§ Exercise
Write the data out again in full, with no departure from the original.

§ Recorded information
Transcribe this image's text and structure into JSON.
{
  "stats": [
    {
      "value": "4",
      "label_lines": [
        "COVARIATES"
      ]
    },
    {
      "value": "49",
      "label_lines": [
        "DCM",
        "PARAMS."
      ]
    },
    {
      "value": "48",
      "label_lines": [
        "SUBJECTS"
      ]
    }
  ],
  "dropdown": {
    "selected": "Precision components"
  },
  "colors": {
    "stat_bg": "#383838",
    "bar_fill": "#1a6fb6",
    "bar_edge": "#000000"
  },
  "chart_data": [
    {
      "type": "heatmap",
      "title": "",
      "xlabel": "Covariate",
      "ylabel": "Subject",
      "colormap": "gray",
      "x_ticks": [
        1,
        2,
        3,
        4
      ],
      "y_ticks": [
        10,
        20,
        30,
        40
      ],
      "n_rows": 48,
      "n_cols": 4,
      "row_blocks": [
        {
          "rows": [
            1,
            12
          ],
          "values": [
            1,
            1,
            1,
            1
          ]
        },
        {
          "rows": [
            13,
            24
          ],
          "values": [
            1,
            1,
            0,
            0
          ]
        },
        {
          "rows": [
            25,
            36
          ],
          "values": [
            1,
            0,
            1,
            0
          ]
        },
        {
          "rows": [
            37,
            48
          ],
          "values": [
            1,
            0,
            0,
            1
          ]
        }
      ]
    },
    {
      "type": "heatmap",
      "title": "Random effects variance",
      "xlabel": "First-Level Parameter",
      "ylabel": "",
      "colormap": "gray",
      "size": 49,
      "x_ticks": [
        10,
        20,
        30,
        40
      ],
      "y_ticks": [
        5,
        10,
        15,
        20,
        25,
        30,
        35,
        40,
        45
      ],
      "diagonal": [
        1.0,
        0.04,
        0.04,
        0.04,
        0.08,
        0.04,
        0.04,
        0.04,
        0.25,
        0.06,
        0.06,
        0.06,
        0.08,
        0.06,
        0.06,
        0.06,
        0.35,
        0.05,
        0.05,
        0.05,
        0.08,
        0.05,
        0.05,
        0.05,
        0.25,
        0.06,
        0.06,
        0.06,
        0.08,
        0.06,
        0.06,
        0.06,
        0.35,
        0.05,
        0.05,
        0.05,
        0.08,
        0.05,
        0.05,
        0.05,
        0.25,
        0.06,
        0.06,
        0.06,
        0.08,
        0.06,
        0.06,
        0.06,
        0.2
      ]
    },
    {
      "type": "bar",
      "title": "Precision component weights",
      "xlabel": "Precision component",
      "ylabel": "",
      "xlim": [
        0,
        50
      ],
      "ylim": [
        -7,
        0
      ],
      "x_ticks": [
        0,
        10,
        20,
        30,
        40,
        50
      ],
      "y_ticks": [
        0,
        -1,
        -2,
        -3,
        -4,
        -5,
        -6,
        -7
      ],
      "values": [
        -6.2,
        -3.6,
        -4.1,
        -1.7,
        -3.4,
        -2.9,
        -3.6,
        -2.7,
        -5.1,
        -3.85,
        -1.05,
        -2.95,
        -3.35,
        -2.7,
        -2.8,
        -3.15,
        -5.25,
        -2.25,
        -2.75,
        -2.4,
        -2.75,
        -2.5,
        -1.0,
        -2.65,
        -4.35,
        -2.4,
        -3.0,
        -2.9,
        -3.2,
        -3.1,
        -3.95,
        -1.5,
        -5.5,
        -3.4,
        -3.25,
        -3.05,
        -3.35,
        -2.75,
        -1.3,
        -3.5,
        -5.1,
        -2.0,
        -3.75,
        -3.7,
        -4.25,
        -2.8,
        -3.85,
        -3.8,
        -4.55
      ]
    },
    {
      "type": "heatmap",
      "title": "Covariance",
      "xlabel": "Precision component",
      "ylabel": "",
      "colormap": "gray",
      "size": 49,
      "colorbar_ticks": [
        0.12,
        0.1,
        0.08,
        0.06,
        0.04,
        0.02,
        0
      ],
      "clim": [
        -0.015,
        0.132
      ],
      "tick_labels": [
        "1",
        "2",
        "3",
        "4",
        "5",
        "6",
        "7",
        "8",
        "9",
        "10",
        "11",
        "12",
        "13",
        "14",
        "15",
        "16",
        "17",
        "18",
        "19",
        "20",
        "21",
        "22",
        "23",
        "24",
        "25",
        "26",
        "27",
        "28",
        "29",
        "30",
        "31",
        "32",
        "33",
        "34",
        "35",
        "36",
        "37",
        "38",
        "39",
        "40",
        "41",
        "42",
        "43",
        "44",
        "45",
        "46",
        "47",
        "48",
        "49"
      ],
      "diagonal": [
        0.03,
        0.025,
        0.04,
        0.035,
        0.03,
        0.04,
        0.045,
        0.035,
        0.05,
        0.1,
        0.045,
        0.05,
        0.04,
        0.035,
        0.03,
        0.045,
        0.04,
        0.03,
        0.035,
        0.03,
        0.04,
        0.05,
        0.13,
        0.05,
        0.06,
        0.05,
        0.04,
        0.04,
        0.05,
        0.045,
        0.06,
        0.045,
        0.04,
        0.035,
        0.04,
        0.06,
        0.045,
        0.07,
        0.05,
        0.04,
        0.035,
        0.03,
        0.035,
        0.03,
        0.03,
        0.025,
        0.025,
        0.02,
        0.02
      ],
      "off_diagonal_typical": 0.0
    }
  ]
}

§ Solved exercise
Transcribe this image's text and structure into JSON.
{
  "stats": [
    {
      "value": "4",
      "label_lines": [
        "COVARIATES"
      ]
    },
    {
      "value": "49",
      "label_lines": [
        "DCM",
        "PARAMS."
      ]
    },
    {
      "value": "48",
      "label_lines": [
        "SUBJECTS"
      ]
    }
  ],
  "dropdown": {
    "selected": "Precision components"
  },
  "colors": {
    "stat_bg": "#383838",
    "bar_fill": "#1a6fb6",
    "bar_edge": "#000000"
  },
  "chart_data": [
    {
      "type": "heatmap",
      "title": "",
      "xlabel": "Covariate",
      "ylabel": "Subject",
      "colormap": "gray",
      "x_ticks": [
        1,
        2,
        3,
        4
      ],
      "y_ticks": [
        10,
        20,
        30,
        40
      ],
      "n_rows": 48,
      "n_cols": 4,
      "row_blocks": [
        {
          "rows": [
            1,
            12
          ],
          "values": [
            1,
            1,
            1,
            1
          ]
        },
        {
          "rows": [
            13,
            24
          ],
          "values": [
            1,
            1,
            0,
            0
          ]
        },
        {
          "rows": [
            25,
            36
          ],
          "values": [
            1,
            0,
            1,
            0
          ]
        },
        {
          "rows": [
            37,
            48
          ],
          "values": [
            1,
            0,
            0,
            1
          ]
        }
      ]
    },
    {
      "type": "heatmap",
      "title": "Random effects variance",
      "xlabel": "First-Level Parameter",
      "ylabel": "",
      "colormap": "gray",
      "size": 49,
      "x_ticks": [
        10,
        20,
        30,
        40
      ],
      "y_ticks": [
        5,
        10,
        15,
        20,
        25,
        30,
        35,
        40,
        45
      ],
      "diagonal": [
        1.0,
        0.04,
        0.04,
        0.04,
        0.08,
        0.04,
        0.04,
        0.04,
        0.25,
        0.06,
        0.06,
        0.06,
        0.08,
        0.06,
        0.06,
        0.06,
        0.35,
        0.05,
        0.05,
        0.05,
        0.08,
        0.05,
        0.05,
        0.05,
        0.25,
        0.06,
        0.06,
        0.06,
        0.08,
        0.06,
        0.06,
        0.06,
        0.35,
        0.05,
        0.05,
        0.05,
        0.08,
        0.05,
        0.05,
        0.05,
        0.25,
        0.06,
        0.06,
        0.06,
        0.08,
        0.06,
        0.06,
        0.06,
        0.2
      ]
    },
    {
      "type": "bar",
      "title": "Precision component weights",
      "xlabel": "Precision component",
      "ylabel": "",
      "xlim": [
        0,
        50
      ],
      "ylim": [
        -7,
        0
      ],
      "x_ticks": [
        0,
        10,
        20,
        30,
        40,
        50
      ],
      "y_ticks": [
        0,
        -1,
        -2,
        -3,
        -4,
        -5,
        -6,
        -7
      ],
      "values": [
        -6.2,
        -3.6,
        -4.1,
        -1.7,
        -3.4,
        -2.9,
        -3.6,
        -2.7,
        -5.1,
        -3.85,
        -1.05,
        -2.95,
        -3.35,
        -2.7,
        -2.8,
        -3.15,
        -5.25,
        -2.25,
        -2.75,
        -2.4,
        -2.75,
        -2.5,
        -1.0,
        -2.65,
        -4.35,
        -2.4,
        -3.0,
        -2.9,
        -3.2,
        -3.1,
        -3.95,
        -1.5,
        -5.5,
        -3.4,
        -3.25,
        -3.05,
        -3.35,
        -2.75,
        -1.3,
        -3.5,
        -5.1,
        -2.0,
        -3.75,
        -3.7,
        -4.25,
        -2.8,
        -3.85,
        -3.8,
        -4.55
      ]
    },
    {
      "type": "heatmap",
      "title": "Covariance",
      "xlabel": "Precision component",
      "ylabel": "",
      "colormap": "gray",
      "size": 49,
      "colorbar_ticks": [
        0.12,
        0.1,
        0.08,
        0.06,
        0.04,
        0.02,
        0
      ],
      "clim": [
        -0.015,
        0.132
      ],
      "tick_labels": [
        "1",
        "2",
        "3",
        "4",
        "5",
        "6",
        "7",
        "8",
        "9",
        "10",
        "11",
        "12",
        "13",
        "14",
        "15",
        "16",
        "17",
        "18",
        "19",
        "20",
        "21",
        "22",
        "23",
        "24",
        "25",
        "26",
        "27",
        "28",
        "29",
        "30",
        "31",
        "32",
        "33",
        "34",
        "35",
        "36",
        "37",
        "38",
        "39",
        "40",
        "41",
        "42",
        "43",
        "44",
        "45",
        "46",
        "47",
        "48",
        "49"
      ],
      "diagonal": [
        0.03,
        0.025,
        0.04,
        0.035,
        0.03,
        0.04,
        0.045,
        0.035,
        0.05,
        0.1,
        0.045,
        0.05,
        0.04,
        0.035,
        0.03,
        0.045,
        0.04,
        0.03,
        0.035,
        0.03,
        0.04,
        0.05,
        0.13,
        0.05,
        0.06,
        0.05,
        0.04,
        0.04,
        0.05,
        0.045,
        0.06,
        0.045,
        0.04,
        0.035,
        0.04,
        0.06,
        0.045,
        0.07,
        0.05,
        0.04,
        0.035,
        0.03,
        0.035,
        0.03,
        0.03,
        0.025,
        0.025,
        0.02,
        0.02
      ],
      "off_diagonal_typical": 0.0
    }
  ]
}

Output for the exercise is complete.